Data excerpts:
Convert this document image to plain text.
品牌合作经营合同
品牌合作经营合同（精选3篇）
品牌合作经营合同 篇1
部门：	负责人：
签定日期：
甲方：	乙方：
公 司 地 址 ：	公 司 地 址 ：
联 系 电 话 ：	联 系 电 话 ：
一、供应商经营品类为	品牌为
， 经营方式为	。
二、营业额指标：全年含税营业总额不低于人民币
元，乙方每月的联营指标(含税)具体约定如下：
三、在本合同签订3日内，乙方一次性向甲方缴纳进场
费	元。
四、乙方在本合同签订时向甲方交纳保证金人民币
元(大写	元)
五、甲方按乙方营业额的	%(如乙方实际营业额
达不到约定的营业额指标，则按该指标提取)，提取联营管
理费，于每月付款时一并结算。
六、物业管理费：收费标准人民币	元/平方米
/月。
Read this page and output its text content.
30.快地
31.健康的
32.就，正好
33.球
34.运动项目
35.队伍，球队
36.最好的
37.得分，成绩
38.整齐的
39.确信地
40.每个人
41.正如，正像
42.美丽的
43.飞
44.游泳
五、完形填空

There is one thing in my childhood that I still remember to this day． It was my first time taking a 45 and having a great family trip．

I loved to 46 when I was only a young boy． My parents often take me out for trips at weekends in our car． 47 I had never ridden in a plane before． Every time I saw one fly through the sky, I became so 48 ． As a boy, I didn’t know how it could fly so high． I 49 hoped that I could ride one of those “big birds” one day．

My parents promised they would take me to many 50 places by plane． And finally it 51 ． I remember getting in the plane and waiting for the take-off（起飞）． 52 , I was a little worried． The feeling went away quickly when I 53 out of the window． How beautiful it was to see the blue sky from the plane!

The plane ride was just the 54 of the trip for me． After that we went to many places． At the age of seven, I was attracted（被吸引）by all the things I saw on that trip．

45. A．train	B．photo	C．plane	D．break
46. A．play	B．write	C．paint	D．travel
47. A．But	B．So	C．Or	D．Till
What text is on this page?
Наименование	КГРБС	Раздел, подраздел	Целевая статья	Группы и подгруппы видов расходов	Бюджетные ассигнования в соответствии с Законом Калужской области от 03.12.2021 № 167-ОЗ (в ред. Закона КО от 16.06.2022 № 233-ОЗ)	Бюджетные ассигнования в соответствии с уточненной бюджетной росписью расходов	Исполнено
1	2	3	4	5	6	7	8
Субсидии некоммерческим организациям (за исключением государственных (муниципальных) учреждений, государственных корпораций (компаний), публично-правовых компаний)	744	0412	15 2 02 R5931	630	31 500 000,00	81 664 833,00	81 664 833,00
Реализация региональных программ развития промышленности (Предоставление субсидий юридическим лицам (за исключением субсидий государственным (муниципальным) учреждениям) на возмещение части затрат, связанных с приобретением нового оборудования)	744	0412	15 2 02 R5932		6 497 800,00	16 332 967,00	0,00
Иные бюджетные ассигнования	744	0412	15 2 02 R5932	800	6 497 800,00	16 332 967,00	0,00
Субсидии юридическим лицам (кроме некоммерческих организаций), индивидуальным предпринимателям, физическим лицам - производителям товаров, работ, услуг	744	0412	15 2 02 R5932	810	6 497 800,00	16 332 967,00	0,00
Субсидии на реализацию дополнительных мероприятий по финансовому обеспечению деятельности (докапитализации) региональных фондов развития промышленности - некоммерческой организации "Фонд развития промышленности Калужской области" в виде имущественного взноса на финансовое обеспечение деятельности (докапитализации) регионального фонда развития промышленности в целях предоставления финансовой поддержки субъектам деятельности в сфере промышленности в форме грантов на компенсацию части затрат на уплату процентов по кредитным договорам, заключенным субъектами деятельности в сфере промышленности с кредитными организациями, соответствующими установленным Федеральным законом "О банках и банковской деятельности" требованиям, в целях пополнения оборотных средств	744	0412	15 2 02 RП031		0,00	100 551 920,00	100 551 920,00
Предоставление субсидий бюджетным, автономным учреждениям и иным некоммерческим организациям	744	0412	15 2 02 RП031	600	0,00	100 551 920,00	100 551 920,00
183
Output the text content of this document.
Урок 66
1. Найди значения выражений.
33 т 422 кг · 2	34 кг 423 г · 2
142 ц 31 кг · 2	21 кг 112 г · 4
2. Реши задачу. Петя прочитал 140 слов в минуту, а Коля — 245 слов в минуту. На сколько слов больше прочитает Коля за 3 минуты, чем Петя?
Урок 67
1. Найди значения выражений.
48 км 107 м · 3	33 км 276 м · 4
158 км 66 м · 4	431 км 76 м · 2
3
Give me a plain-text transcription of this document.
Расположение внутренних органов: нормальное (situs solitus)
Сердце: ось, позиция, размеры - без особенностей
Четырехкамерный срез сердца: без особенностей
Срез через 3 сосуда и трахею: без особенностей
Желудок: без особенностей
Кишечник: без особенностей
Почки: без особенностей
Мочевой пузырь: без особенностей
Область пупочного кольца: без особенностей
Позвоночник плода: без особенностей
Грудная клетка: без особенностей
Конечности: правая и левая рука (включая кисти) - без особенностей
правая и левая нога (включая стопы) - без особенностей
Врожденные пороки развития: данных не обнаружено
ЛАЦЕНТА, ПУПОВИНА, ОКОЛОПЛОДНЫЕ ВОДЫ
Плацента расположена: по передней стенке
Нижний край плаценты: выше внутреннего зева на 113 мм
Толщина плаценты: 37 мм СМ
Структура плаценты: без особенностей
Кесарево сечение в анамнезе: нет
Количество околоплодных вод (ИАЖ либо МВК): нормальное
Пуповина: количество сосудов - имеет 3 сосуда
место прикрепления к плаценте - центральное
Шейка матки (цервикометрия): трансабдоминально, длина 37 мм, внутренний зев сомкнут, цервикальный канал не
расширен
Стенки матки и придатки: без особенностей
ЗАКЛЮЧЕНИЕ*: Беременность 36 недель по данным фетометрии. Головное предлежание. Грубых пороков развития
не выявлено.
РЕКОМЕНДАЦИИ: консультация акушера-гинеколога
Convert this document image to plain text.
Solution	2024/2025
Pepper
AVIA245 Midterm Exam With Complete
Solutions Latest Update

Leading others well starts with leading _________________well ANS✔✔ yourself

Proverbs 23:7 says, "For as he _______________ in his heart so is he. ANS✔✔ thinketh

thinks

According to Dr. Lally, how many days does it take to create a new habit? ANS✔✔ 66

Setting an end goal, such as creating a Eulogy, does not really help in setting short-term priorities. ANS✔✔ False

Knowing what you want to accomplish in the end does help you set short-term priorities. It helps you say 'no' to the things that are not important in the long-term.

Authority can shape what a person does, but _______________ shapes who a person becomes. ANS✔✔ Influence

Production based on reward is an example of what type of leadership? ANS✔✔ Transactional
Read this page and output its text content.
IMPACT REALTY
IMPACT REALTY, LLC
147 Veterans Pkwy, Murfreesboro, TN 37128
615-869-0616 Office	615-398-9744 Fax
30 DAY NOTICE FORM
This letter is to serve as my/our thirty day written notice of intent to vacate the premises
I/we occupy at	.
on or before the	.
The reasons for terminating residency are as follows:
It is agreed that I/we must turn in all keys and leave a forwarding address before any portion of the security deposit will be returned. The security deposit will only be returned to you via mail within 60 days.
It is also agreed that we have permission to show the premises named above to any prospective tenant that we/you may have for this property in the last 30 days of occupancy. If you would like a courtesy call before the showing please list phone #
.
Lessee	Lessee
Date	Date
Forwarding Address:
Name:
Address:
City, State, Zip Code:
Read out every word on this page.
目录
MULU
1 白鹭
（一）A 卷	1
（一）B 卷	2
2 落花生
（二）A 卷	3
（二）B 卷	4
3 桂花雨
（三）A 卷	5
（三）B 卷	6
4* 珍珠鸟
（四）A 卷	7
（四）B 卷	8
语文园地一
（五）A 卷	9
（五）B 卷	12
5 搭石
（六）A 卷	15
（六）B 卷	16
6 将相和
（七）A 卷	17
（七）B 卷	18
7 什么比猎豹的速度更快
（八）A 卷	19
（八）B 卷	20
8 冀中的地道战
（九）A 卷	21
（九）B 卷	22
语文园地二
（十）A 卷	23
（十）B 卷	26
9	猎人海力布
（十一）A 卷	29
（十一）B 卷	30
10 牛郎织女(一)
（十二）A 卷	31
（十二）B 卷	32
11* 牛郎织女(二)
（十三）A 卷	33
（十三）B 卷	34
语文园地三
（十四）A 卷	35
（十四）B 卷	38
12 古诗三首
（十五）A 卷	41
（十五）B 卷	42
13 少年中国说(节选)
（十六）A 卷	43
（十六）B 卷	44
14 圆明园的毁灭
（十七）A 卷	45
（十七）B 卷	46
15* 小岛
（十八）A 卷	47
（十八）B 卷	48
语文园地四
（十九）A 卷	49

### Problem requirements
Search the lines for the word "ассигнования" and report how many contain it, by number only.

### Response
2